Data records
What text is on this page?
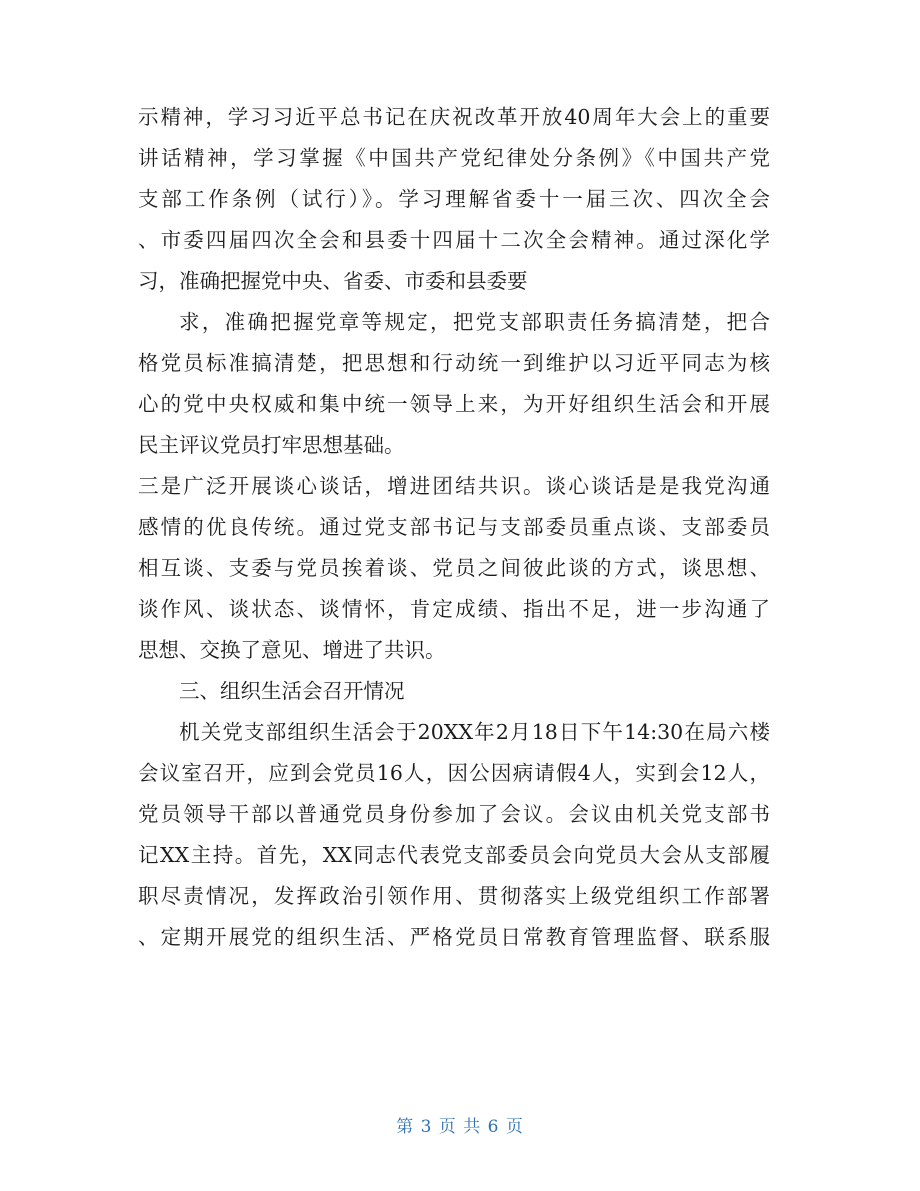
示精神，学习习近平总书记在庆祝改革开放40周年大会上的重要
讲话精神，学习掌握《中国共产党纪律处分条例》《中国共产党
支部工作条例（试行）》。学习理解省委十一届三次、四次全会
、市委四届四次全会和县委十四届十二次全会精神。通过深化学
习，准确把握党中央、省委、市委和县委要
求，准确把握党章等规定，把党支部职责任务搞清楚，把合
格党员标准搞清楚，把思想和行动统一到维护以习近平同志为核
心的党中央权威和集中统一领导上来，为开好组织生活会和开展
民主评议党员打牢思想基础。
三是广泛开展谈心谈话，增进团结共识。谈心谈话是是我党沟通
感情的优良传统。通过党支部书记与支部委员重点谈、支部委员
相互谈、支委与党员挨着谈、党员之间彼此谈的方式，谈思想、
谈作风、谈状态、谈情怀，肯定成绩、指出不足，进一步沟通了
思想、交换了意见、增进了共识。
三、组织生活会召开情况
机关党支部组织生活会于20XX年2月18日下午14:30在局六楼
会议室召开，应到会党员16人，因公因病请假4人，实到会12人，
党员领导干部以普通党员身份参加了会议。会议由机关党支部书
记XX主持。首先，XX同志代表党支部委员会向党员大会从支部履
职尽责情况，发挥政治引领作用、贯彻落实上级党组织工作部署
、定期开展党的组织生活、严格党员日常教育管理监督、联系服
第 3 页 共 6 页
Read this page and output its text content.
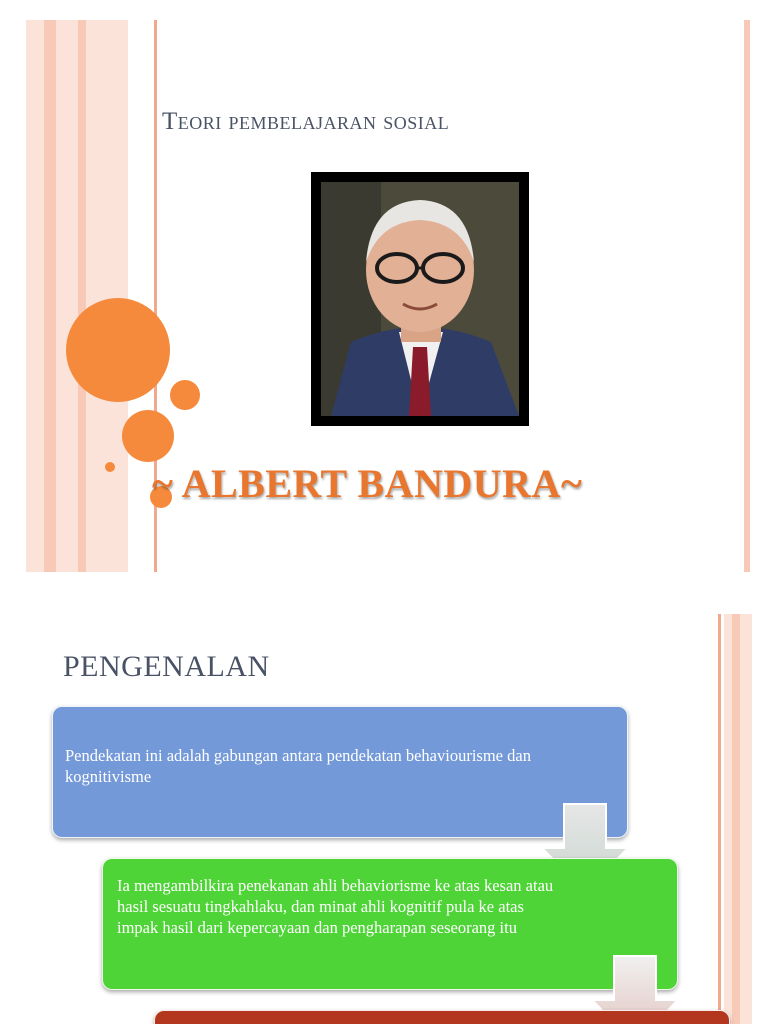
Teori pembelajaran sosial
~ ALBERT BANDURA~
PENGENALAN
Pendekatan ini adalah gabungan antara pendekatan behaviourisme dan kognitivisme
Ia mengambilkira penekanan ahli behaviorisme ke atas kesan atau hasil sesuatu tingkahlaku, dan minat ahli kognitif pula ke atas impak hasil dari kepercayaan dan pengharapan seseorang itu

Short task:
Transcribe every entry word for word, but skip the pictures.

In response:
What text is on this page?
示精神，学习习近平总书记在庆祝改革开放40周年大会上的重要
讲话精神，学习掌握《中国共产党纪律处分条例》《中国共产党
支部工作条例（试行）》。学习理解省委十一届三次、四次全会
、市委四届四次全会和县委十四届十二次全会精神。通过深化学
习，准确把握党中央、省委、市委和县委要
求，准确把握党章等规定，把党支部职责任务搞清楚，把合
格党员标准搞清楚，把思想和行动统一到维护以习近平同志为核
心的党中央权威和集中统一领导上来，为开好组织生活会和开展
民主评议党员打牢思想基础。
三是广泛开展谈心谈话，增进团结共识。谈心谈话是是我党沟通
感情的优良传统。通过党支部书记与支部委员重点谈、支部委员
相互谈、支委与党员挨着谈、党员之间彼此谈的方式，谈思想、
谈作风、谈状态、谈情怀，肯定成绩、指出不足，进一步沟通了
思想、交换了意见、增进了共识。
三、组织生活会召开情况
机关党支部组织生活会于20XX年2月18日下午14:30在局六楼
会议室召开，应到会党员16人，因公因病请假4人，实到会12人，
党员领导干部以普通党员身份参加了会议。会议由机关党支部书
记XX主持。首先，XX同志代表党支部委员会向党员大会从支部履
职尽责情况，发挥政治引领作用、贯彻落实上级党组织工作部署
、定期开展党的组织生活、严格党员日常教育管理监督、联系服
第 3 页 共 6 页
Read this page and output its text content.
Teori pembelajaran sosial
~ ALBERT BANDURA~
PENGENALAN
Pendekatan ini adalah gabungan antara pendekatan behaviourisme dan kognitivisme
Ia mengambilkira penekanan ahli behaviorisme ke atas kesan atau hasil sesuatu tingkahlaku, dan minat ahli kognitif pula ke atas impak hasil dari kepercayaan dan pengharapan seseorang itu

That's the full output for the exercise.